▶ **Given problem**: List each line of the data that holds the string "Activity", please.

-- Start Extracted material --

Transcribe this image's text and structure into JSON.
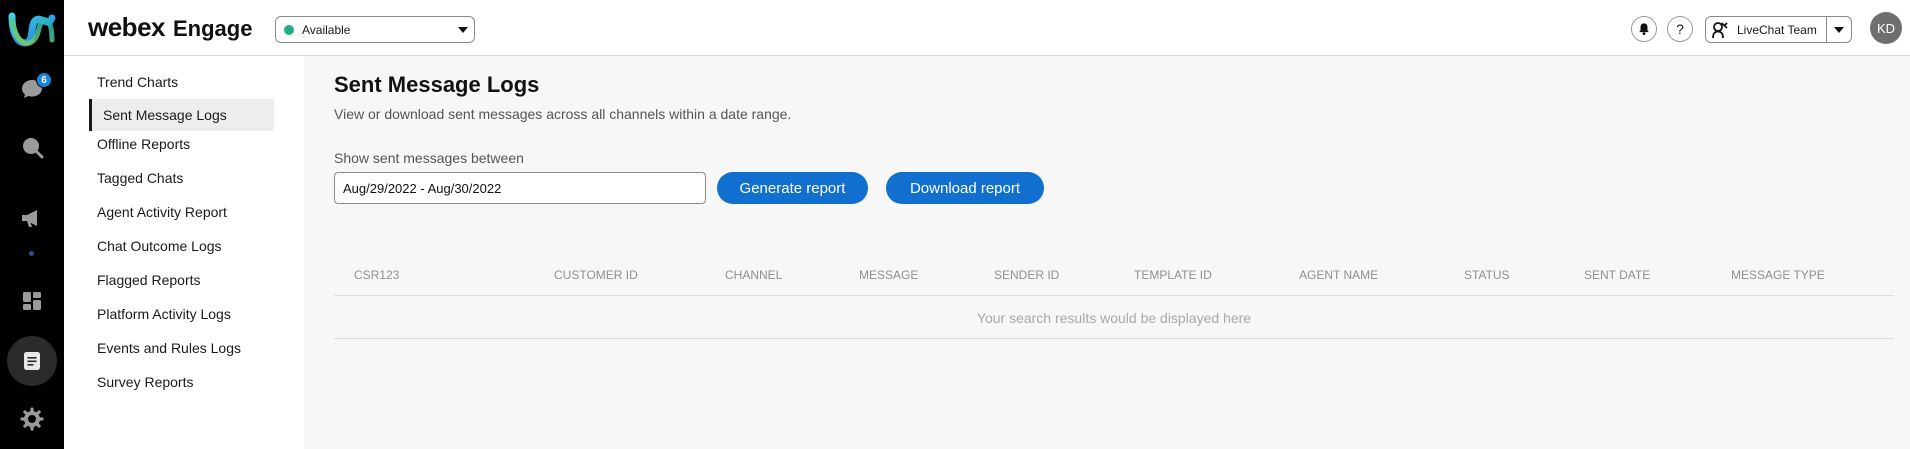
{
  "app": {
    "brand_name": "webex",
    "product_name": "Engage"
  },
  "rail": {
    "chat_badge": "6",
    "icons": [
      "chat-icon",
      "search-icon",
      "megaphone-icon",
      "dashboard-icon",
      "reports-icon",
      "settings-icon"
    ],
    "active": "reports-icon"
  },
  "topbar": {
    "status": "Available",
    "status_color": "#1fae8a",
    "help_label": "?",
    "team": "LiveChat Team",
    "avatar_initials": "KD"
  },
  "subnav": {
    "items": [
      "Trend Charts",
      "Sent Message Logs",
      "Offline Reports",
      "Tagged Chats",
      "Agent Activity Report",
      "Chat Outcome Logs",
      "Flagged Reports",
      "Platform Activity Logs",
      "Events and Rules Logs",
      "Survey Reports"
    ],
    "active_index": 1
  },
  "main": {
    "title": "Sent Message Logs",
    "subtitle": "View or download sent messages across all channels within a date range.",
    "range_label": "Show sent messages between",
    "date_range": "Aug/29/2022 - Aug/30/2022",
    "generate_label": "Generate report",
    "download_label": "Download report",
    "table": {
      "columns": [
        "CSR123",
        "CUSTOMER ID",
        "CHANNEL",
        "MESSAGE",
        "SENDER ID",
        "TEMPLATE ID",
        "AGENT NAME",
        "STATUS",
        "SENT DATE",
        "MESSAGE TYPE"
      ],
      "empty_text": "Your search results would be displayed here"
    }
  },
  "colors": {
    "accent": "#1170cf",
    "rail_bg": "#000000",
    "badge": "#1786d9"
  }
}
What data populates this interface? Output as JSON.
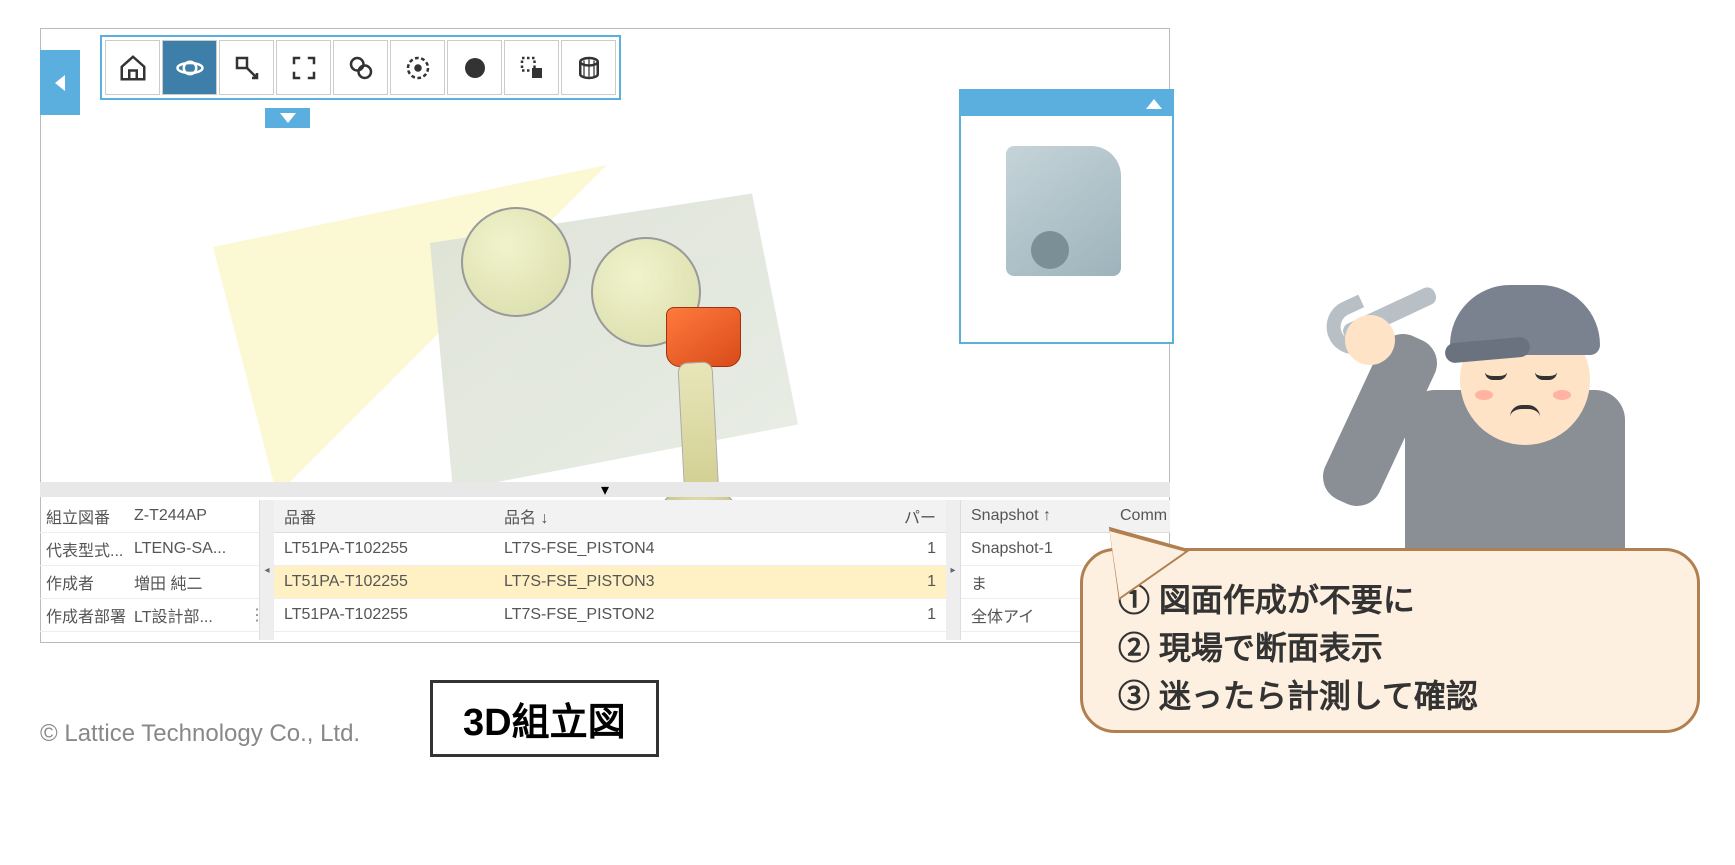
{
  "toolbar": {
    "icons": [
      "home-icon",
      "orbit-icon",
      "pan-icon",
      "fit-icon",
      "zoom-window-icon",
      "shade-circle-icon",
      "shade-fill-icon",
      "section-icon",
      "wireframe-icon"
    ]
  },
  "right_tools_a": [
    "section-vertical-icon",
    "section-top-icon",
    "section-box-icon",
    "section-free-icon",
    "select-section-icon",
    "settings-section-icon"
  ],
  "right_tools_b": [
    "measure-distance-icon",
    "measure-width-icon",
    "measure-depth-icon",
    "measure-circle-icon",
    "measure-select-icon",
    "measure-settings-icon"
  ],
  "properties": [
    {
      "label": "組立図番",
      "value": "Z-T244AP"
    },
    {
      "label": "代表型式...",
      "value": "LTENG-SA..."
    },
    {
      "label": "作成者",
      "value": "増田 純二"
    },
    {
      "label": "作成者部署",
      "value": "LT設計部..."
    }
  ],
  "parts_header": {
    "c1": "品番",
    "c2": "品名 ↓",
    "c3": "パー"
  },
  "parts_rows": [
    {
      "c1": "LT51PA-T102255",
      "c2": "LT7S-FSE_PISTON4",
      "c3": "1"
    },
    {
      "c1": "LT51PA-T102255",
      "c2": "LT7S-FSE_PISTON3",
      "c3": "1"
    },
    {
      "c1": "LT51PA-T102255",
      "c2": "LT7S-FSE_PISTON2",
      "c3": "1"
    }
  ],
  "snapshot_header": {
    "c1": "Snapshot ↑",
    "c2": "Comm"
  },
  "snapshot_rows": [
    "Snapshot-1",
    "ま",
    "全体アイ"
  ],
  "caption": "3D組立図",
  "copyright": "© Lattice Technology Co., Ltd.",
  "bubble": {
    "line1": "① 図面作成が不要に",
    "line2": "② 現場で断面表示",
    "line3": "③ 迷ったら計測して確認"
  }
}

-- End Extracted material --

▶ **Exercise answer**:
      "Agent Activity Report",
      "Platform Activity Logs",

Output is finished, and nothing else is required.